<<<<
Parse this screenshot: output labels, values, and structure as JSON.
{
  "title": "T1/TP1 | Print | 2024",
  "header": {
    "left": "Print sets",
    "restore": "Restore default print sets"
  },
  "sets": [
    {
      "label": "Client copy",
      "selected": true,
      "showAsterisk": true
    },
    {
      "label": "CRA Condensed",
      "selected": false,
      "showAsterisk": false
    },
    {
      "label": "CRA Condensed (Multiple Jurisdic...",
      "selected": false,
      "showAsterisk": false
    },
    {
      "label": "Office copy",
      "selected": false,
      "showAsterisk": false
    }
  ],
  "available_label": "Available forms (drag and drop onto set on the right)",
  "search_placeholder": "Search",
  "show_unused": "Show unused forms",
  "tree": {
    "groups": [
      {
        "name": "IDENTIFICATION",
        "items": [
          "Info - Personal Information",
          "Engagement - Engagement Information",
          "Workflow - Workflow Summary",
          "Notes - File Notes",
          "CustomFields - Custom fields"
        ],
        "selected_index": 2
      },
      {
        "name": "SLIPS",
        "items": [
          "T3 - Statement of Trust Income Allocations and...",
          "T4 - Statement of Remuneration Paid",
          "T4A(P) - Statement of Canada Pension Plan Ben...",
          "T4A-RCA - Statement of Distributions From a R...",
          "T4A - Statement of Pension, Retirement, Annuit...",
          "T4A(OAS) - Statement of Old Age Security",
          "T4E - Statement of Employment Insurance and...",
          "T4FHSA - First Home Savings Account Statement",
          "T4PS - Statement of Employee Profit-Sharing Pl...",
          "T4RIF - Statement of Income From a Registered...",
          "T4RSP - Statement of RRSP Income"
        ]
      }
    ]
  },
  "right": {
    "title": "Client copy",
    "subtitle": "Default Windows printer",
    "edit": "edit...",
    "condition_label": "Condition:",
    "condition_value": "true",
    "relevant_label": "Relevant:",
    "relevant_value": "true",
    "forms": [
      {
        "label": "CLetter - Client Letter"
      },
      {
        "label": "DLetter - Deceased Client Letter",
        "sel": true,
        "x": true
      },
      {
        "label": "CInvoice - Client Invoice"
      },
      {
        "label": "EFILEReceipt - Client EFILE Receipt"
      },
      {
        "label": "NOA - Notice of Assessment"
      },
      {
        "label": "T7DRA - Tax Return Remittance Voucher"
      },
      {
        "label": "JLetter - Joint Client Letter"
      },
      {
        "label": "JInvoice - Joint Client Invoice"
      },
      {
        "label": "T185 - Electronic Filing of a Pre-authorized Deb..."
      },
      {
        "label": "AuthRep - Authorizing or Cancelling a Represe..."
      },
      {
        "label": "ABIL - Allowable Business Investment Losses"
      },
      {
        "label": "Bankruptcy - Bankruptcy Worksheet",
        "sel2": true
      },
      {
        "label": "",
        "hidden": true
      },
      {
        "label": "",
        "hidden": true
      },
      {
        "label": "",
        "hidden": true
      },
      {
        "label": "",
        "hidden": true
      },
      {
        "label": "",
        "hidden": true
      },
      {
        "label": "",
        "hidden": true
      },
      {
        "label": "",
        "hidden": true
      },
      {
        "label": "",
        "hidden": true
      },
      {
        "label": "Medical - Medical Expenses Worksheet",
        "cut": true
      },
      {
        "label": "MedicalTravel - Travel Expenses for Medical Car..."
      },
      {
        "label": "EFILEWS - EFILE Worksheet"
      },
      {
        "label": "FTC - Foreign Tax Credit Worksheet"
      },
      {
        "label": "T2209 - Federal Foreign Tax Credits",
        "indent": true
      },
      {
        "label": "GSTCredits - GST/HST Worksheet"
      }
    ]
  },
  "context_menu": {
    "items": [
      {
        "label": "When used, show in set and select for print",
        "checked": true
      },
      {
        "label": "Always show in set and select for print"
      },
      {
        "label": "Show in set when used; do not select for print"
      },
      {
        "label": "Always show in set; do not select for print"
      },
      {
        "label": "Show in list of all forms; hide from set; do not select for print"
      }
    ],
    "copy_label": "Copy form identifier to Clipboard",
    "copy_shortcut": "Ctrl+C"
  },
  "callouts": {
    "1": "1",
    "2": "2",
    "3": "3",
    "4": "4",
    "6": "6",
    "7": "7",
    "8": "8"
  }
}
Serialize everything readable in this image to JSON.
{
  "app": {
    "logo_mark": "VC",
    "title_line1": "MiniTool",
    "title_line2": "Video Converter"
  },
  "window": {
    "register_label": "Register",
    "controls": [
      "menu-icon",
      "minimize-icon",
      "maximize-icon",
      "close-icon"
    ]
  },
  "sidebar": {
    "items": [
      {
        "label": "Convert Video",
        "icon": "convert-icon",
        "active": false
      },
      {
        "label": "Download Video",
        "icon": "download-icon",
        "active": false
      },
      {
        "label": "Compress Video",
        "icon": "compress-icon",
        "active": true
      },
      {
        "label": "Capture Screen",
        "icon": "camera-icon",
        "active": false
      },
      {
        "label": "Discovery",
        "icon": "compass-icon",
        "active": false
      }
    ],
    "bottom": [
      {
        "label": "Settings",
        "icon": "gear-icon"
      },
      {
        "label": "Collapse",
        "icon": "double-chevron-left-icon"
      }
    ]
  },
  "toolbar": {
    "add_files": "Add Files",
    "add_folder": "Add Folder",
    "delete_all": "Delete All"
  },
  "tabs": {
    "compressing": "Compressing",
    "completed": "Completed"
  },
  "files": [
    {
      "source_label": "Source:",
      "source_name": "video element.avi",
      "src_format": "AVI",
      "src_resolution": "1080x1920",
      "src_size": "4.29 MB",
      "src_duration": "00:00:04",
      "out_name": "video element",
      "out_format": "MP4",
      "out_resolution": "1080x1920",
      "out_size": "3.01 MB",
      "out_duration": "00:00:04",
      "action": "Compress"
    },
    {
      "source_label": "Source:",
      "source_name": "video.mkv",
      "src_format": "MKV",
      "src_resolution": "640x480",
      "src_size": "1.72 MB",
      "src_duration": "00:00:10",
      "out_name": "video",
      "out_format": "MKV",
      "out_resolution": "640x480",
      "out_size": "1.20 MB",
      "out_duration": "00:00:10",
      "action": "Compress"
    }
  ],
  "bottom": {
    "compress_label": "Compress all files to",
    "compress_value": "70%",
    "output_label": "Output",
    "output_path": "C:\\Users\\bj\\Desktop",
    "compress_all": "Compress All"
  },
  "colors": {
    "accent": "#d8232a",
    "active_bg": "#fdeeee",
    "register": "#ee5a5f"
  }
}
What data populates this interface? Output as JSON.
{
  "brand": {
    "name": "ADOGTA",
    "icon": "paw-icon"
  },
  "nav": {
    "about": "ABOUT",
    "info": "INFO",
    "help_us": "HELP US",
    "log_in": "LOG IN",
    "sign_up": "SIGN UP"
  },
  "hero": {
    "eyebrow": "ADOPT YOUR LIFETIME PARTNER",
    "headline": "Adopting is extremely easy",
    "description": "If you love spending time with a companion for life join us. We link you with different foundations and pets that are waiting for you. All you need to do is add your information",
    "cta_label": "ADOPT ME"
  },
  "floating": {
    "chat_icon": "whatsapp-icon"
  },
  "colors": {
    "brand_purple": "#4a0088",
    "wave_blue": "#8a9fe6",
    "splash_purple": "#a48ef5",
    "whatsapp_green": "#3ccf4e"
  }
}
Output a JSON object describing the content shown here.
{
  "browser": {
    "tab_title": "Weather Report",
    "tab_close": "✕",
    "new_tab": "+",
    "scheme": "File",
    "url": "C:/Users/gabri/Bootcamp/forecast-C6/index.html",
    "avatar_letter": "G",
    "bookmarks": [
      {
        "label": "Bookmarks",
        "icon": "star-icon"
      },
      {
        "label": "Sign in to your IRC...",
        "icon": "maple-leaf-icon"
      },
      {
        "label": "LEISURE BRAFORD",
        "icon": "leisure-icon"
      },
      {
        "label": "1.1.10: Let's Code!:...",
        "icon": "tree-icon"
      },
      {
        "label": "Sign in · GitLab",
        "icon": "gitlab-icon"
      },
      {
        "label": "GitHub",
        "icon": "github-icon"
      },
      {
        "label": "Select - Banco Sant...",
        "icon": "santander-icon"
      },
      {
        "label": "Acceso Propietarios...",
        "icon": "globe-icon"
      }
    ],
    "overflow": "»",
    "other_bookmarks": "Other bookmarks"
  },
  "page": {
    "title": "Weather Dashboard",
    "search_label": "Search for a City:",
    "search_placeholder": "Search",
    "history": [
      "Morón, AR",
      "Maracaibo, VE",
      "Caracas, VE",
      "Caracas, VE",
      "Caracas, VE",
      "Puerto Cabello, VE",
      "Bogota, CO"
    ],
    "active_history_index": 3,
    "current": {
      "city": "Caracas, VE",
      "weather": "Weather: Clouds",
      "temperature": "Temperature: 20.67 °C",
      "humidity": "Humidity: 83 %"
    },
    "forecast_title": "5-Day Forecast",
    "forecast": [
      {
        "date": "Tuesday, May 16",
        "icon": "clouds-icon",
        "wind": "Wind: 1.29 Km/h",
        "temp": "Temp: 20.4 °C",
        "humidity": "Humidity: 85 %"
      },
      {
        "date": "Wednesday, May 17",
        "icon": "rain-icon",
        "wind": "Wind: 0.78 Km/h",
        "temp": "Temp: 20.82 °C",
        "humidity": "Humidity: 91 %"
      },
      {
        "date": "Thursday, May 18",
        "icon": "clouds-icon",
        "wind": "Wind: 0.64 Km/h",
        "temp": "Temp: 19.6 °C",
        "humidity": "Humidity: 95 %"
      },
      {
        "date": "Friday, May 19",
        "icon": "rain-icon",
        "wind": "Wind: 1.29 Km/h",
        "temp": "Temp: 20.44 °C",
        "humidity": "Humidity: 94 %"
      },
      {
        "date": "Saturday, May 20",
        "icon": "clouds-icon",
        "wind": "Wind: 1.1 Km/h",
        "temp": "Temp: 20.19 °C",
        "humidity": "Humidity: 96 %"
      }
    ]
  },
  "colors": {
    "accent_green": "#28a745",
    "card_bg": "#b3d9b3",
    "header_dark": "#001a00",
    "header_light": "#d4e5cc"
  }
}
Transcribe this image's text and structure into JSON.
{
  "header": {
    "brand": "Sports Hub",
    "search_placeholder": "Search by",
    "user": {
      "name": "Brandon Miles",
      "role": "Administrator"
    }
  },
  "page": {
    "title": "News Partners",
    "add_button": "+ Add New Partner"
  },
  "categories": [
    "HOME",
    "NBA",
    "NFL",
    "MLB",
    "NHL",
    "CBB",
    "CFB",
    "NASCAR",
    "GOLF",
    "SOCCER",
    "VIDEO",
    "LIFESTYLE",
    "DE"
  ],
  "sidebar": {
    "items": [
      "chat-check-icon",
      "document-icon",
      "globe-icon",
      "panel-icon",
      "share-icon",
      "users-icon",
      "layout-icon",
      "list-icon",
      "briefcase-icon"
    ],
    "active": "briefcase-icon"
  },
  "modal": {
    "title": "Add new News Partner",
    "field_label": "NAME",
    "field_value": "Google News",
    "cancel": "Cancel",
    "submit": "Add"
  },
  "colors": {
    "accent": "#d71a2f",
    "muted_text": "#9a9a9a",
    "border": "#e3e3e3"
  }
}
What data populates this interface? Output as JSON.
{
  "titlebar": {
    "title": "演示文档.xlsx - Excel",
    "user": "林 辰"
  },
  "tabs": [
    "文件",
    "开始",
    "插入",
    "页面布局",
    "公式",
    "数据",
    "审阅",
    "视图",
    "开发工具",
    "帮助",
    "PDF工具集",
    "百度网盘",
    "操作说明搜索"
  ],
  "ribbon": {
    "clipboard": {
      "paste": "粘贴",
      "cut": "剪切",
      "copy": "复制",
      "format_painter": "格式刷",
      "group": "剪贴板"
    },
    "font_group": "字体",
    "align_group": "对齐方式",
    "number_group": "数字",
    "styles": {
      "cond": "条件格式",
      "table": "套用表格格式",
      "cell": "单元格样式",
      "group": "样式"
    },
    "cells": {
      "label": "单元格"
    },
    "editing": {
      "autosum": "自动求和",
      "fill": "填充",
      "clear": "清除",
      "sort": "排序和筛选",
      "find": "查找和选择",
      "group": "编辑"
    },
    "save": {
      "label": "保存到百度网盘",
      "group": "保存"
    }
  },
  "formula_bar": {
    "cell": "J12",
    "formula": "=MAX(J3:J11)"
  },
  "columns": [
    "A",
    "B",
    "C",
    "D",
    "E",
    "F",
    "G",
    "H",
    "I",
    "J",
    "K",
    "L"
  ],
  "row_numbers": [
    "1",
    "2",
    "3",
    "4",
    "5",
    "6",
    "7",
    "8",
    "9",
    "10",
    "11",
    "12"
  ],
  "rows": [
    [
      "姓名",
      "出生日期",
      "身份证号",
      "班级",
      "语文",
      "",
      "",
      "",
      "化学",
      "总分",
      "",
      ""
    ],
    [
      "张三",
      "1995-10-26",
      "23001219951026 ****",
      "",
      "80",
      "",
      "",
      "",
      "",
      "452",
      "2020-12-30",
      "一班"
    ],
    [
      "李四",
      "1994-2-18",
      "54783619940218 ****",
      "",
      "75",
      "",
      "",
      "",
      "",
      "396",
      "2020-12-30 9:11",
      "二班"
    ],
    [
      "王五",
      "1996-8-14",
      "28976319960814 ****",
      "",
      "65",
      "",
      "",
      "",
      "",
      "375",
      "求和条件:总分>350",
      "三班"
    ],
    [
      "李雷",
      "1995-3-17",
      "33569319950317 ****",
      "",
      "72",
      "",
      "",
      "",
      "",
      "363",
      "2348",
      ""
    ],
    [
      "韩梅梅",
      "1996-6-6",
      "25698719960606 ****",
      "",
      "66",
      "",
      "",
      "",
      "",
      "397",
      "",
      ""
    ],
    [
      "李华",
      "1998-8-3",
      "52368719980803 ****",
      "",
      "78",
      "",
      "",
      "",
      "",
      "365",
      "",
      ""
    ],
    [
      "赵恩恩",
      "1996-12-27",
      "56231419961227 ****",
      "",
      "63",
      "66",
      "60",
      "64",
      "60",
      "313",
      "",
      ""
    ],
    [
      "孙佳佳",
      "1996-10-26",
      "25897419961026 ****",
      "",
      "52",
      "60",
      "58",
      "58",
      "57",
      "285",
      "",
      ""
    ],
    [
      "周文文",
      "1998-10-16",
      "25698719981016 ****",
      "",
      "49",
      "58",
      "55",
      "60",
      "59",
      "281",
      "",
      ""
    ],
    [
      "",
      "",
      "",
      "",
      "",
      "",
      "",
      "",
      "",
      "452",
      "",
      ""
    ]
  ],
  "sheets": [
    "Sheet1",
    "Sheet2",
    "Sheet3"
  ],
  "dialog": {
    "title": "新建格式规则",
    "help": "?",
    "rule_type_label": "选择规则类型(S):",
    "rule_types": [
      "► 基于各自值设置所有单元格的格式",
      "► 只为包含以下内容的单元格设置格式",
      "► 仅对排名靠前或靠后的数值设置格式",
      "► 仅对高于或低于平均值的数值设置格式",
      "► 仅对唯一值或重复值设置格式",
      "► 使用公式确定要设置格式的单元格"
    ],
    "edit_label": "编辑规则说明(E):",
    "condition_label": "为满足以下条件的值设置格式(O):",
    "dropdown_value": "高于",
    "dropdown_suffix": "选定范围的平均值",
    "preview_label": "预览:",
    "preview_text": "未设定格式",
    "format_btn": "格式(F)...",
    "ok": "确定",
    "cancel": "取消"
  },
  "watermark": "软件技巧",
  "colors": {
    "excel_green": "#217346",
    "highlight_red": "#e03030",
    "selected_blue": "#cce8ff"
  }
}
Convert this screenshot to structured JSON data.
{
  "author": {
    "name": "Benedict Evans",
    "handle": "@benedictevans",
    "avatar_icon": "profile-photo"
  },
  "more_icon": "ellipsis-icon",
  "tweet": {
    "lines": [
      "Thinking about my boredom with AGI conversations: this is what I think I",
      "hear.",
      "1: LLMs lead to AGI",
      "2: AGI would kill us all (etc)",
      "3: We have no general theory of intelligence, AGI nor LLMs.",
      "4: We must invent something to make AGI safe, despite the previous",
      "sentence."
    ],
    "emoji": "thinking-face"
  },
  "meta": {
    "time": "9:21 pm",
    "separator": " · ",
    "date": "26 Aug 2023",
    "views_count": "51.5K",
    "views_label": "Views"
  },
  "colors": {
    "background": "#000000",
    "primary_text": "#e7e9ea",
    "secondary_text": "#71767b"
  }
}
>>>>
Where a line in the entries holds the word "Income", copy that line.

          "T3 - Statement of Trust Income Allocations and...",
          "T4RIF - Statement of Income From a Registered...",
          "T4RSP - Statement of RRSP Income"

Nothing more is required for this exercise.